** START EXERCISE INPUT **
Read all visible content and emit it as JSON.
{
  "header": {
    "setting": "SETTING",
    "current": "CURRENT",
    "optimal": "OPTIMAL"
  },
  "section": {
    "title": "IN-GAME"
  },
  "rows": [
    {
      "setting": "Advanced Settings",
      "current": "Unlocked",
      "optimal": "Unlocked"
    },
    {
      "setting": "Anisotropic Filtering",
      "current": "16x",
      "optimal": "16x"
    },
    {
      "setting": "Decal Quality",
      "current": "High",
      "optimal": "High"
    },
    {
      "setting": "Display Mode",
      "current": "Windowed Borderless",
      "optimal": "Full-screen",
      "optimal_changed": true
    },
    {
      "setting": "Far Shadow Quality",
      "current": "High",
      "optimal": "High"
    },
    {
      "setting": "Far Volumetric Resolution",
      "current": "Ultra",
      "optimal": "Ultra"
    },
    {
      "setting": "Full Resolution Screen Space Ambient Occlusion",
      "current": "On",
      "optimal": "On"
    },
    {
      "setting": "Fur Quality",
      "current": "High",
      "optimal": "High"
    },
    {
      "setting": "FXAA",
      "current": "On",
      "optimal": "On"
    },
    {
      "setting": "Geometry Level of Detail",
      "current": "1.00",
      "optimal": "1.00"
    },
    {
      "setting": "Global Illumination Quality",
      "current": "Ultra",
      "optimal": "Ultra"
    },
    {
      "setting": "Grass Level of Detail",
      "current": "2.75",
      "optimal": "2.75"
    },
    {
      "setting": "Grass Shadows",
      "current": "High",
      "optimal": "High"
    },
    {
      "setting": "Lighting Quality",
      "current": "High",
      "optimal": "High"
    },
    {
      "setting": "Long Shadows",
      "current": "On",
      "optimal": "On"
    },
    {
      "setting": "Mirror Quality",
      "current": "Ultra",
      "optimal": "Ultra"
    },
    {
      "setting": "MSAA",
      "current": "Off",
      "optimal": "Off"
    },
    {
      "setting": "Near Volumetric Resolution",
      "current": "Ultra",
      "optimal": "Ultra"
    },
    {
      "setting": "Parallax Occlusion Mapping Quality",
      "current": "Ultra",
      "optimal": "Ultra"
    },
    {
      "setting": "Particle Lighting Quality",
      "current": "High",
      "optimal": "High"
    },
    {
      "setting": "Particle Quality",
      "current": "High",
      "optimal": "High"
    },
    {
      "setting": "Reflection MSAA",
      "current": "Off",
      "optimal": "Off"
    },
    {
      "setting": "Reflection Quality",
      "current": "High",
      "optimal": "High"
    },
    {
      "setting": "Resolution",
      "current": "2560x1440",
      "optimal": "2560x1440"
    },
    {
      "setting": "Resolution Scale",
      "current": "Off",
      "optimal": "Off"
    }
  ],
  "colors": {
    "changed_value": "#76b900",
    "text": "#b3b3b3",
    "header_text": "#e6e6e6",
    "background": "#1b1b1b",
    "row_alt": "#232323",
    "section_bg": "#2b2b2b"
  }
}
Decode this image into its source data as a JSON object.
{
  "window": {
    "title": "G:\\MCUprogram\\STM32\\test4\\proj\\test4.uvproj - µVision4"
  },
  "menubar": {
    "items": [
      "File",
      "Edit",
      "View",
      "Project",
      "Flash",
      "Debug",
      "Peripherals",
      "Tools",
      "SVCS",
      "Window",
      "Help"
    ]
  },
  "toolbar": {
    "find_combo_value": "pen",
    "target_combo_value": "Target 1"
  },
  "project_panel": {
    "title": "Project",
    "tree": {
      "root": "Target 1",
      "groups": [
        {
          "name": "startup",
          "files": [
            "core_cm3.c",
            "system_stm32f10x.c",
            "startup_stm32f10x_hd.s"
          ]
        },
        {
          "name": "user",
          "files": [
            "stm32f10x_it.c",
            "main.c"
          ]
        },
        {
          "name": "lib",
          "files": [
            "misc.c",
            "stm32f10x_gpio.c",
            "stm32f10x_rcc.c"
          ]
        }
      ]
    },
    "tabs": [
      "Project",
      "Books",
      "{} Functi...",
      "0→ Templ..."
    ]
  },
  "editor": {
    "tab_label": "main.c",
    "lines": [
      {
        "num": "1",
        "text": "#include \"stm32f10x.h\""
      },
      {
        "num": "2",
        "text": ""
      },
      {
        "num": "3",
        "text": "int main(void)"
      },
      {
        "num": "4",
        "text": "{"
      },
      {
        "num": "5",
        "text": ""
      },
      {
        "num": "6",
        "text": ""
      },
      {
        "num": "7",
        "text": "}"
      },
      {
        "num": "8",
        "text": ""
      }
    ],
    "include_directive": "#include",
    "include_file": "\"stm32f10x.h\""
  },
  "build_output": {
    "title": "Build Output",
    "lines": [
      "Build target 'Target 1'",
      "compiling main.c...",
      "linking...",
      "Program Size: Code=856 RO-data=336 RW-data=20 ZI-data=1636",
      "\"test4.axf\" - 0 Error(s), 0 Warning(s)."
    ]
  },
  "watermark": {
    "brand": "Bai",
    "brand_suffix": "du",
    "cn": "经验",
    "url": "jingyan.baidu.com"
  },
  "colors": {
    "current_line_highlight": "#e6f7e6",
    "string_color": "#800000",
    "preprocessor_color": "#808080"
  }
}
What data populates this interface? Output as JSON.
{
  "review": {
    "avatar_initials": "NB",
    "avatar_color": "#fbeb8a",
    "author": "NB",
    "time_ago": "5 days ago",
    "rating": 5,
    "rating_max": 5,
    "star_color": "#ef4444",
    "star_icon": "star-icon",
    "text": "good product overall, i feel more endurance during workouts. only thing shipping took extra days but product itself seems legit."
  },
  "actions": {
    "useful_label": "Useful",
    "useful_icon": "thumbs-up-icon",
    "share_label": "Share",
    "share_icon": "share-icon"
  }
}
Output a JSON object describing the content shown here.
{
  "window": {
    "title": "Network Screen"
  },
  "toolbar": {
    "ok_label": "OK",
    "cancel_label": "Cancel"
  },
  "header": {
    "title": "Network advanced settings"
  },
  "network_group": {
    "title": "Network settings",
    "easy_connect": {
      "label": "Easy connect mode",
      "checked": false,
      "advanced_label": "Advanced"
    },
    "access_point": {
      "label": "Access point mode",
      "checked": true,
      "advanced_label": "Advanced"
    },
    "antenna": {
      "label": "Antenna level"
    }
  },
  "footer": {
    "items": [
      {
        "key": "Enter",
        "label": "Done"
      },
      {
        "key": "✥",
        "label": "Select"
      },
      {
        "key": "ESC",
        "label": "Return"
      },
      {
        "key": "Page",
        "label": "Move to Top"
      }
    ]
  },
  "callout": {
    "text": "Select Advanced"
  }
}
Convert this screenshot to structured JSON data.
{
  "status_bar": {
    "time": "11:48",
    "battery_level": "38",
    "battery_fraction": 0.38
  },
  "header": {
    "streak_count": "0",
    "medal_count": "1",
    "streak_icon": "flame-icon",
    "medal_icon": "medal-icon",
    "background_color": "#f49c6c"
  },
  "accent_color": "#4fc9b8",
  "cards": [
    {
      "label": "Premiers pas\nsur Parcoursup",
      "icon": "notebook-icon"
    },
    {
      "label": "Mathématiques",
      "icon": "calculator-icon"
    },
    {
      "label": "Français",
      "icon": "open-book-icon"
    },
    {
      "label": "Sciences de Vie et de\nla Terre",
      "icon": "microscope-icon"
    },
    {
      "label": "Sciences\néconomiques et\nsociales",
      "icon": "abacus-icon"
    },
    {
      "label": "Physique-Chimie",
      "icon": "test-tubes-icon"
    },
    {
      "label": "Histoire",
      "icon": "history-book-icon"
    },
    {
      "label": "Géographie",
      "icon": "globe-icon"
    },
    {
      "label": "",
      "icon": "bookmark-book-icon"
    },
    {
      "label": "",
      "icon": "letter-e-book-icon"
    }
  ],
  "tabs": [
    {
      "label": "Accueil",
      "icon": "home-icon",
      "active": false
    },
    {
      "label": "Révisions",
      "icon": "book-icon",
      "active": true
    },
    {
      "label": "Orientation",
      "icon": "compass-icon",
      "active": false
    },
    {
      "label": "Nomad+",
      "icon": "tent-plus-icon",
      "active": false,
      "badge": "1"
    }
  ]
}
** END EXERCISE INPUT **
| GIVEN EXERCISE |
Return each line among the entries that holds the word "Detail".

| THE SOLUTION |
      "setting": "Geometry Level of Detail",
      "setting": "Grass Level of Detail",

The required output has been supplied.